On her 83rd birthday, Lillian Winkel celebrated the same way she spends
every day – going to work at a General Motors Corp. metal stamping plant in
Indianapolis .

The great-great grandmother, who is the second-oldest woman working at GM,
made $74,000 last year cleaning floors and emptying wastebaskets.

At nonunion plants, somebody cleaning offices couldn't dream of making the
$74,000 that Winkel earned last year. Including the pension and Social
Security she also gets, she received $114,000. Delphi Corp. Chief Executive
Steve Miller has said that janitors and landscapers should be paid nonunion
wages.

"I always work on my birthday," said Winkel, who turned 83 on March 2. "I
don't know anybody else who's going to give me three hundred and some-odd
dollars for my birthday. Thank God for General Motors."

Winkel loves her job, and she has no intention of accepting a check for
$35,000 from GM to retire. In an effort to cut costs following last year's
$10.6 billion in losses, GM has offered incentives to all its 113,000 U.S.
hourly workers to retire early or quit their jobs. The goal is to cut
30,000 hourly jobs by the end of 2008.

Tens of thousands of hourly workers are expected to take GM up on its
offer, which includes cash payouts of up to $140,000, depending on how many
years of service they have with the automaker.

"We haven't had a lot of clients who have flat-out said, 'no, I'm not going
to take it,' " said David Kudla, chief executive of Mainstay Capital
Management, a Grand Blanc financial advisory firm that has nearly 1,000 GM
and Delphi Corp. workers and retirees among its clientele.

That's the kind of response GM was hoping for when it announced last month
a historic plan to rapidly downsize its U.S. hourly payrolls.

Years of falling U.S. vehicle sales and lessons learned from Japanese
automakers in making the plants more productive have left GM with more
workers than it needs to run operations.

As GM lost market share over the years, it couldn't just fire excess
workers, due to the strength of the UAW and the protection it won for its
members in labor contracts – thus the early-retirement and buyout packages,
agreed to with the UAW in March after months of negotiations.

The attrition package is being offered at the same time GM plans to close
or idle a dozen plants or facilities in North America by the end of 2008.

For many GM hourly workers, especially those 36,000 who are already
eligible to retire and were thinking of settling down anyway, the package
is tantalizing.

Many of his clients are probably going to accept the GM offer, Kudla said.

"More so, many of them who are about ready to go anyway, and they have the
$35,000 sweetener on the deal," he said.

Dataset extract:
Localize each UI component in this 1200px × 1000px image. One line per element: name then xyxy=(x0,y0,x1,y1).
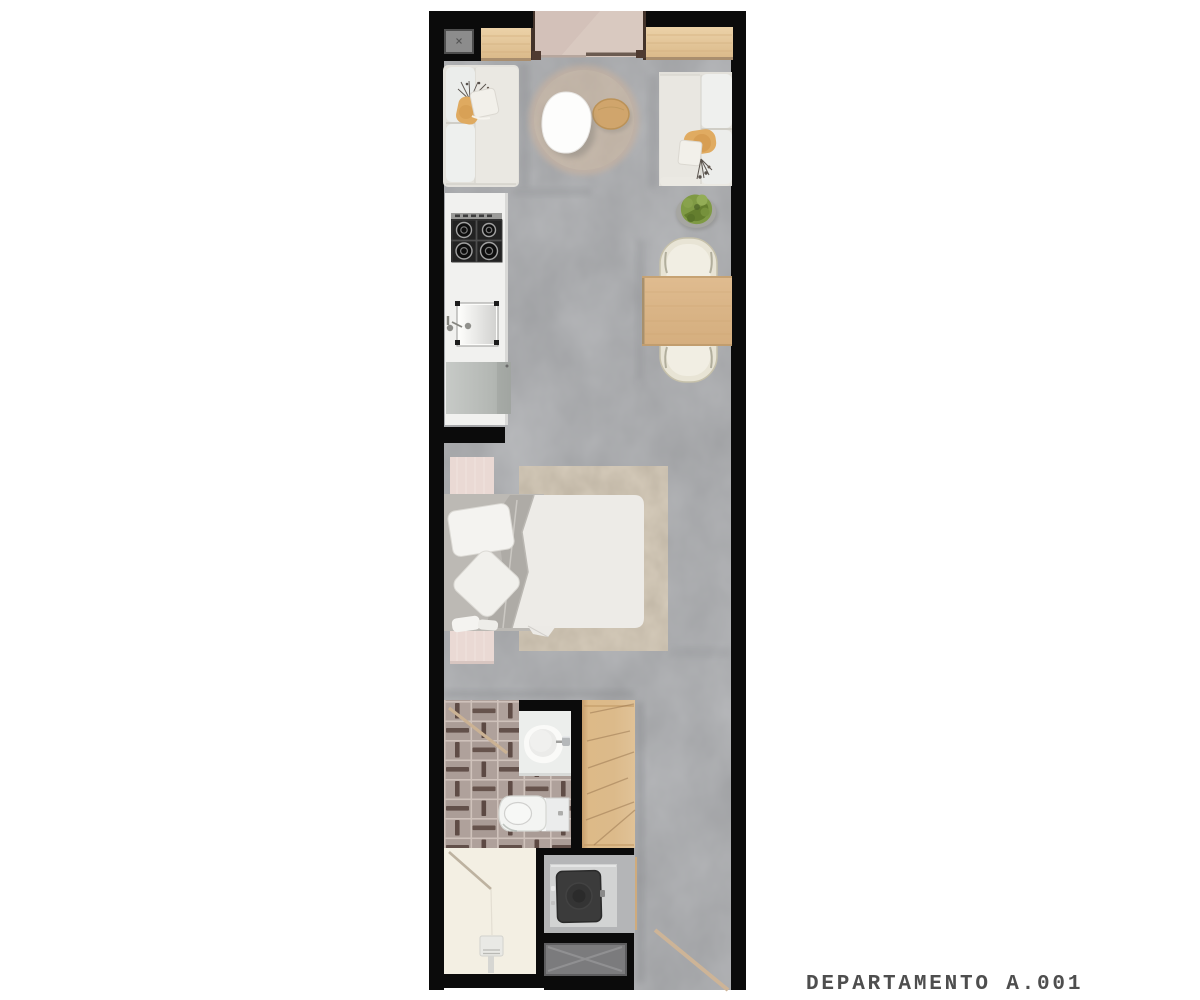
svg-text:DEPARTAMENTO A.001: DEPARTAMENTO A.001 xyxy=(806,973,1083,996)
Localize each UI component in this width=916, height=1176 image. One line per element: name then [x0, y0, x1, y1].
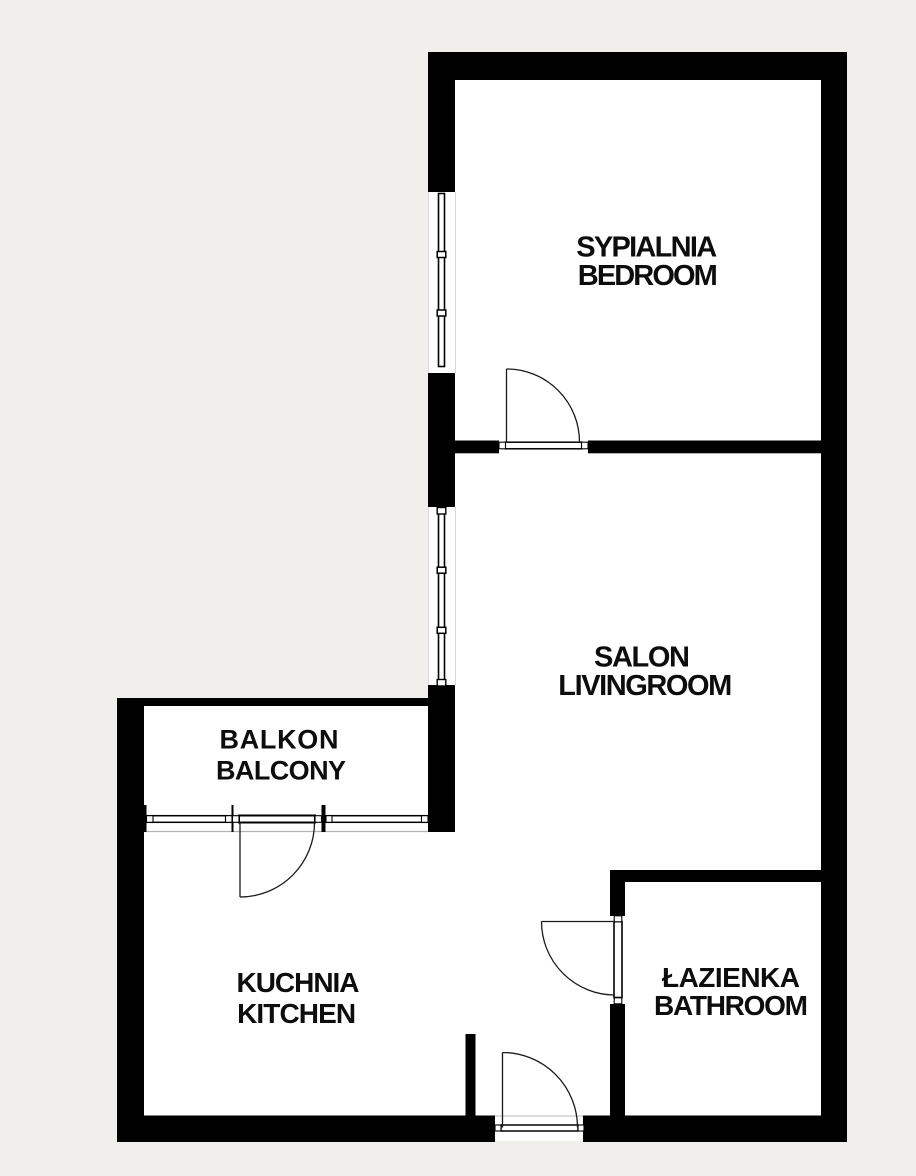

Exercise task 1:
These questions are about the article on GM's buyout offer:
(a) How much did Lillian Winkel make last year cleaning floors and emptying wastebaskets?
(b) How many hourly jobs does GM aim to cut, and by when?
(c) Roughly how many GM and Delphi Corp. workers and retirees are among Mainstay Capital Management's clients?
Exercise task 2: Print everything from "hourly workers to" down to "U.S. hourly payrolls." in the article on GM's buyout offer, with no changes.

Worked solution 1:
(a) $74,000
(b) 30,000 hourly jobs by the end of 2008
(c) Nearly 1,000

Worked solution 2:
hourly workers to retire early or quit their jobs. The goal is to cut
30,000 hourly jobs by the end of 2008.

Tens of thousands of hourly workers are expected to take GM up on its
offer, which includes cash payouts of up to $140,000, depending on how many
years of service they have with the automaker.

"We haven't had a lot of clients who have flat-out said, 'no, I'm not going
to take it,' " said David Kudla, chief executive of Mainstay Capital
Management, a Grand Blanc financial advisory firm that has nearly 1,000 GM
and Delphi Corp. workers and retirees among its clientele.

That's the kind of response GM was hoping for when it announced last month
a historic plan to rapidly downsize its U.S. hourly payrolls.